◆ **Task requirements**
From the data that follows, copy every line holding the string "highlighted".

◆ **Stored rows**
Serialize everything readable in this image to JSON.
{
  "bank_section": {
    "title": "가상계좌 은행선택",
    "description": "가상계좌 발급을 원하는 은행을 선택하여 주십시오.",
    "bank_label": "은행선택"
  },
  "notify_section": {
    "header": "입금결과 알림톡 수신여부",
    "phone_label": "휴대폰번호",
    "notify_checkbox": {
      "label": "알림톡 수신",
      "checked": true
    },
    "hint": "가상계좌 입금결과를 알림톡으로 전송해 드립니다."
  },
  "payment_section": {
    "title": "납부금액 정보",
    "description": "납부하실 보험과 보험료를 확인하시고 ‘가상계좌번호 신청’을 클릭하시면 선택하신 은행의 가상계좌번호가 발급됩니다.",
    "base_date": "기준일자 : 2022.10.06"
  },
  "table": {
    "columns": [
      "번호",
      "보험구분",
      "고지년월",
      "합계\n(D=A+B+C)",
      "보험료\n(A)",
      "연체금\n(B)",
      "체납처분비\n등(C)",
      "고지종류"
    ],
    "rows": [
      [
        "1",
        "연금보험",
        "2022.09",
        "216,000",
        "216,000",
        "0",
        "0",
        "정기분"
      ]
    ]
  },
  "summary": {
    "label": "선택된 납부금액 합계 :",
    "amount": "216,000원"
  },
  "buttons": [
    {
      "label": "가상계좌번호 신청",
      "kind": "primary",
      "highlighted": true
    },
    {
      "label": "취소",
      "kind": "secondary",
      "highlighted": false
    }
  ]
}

◆ **Answer to the exercise**
      "highlighted": true
      "highlighted": false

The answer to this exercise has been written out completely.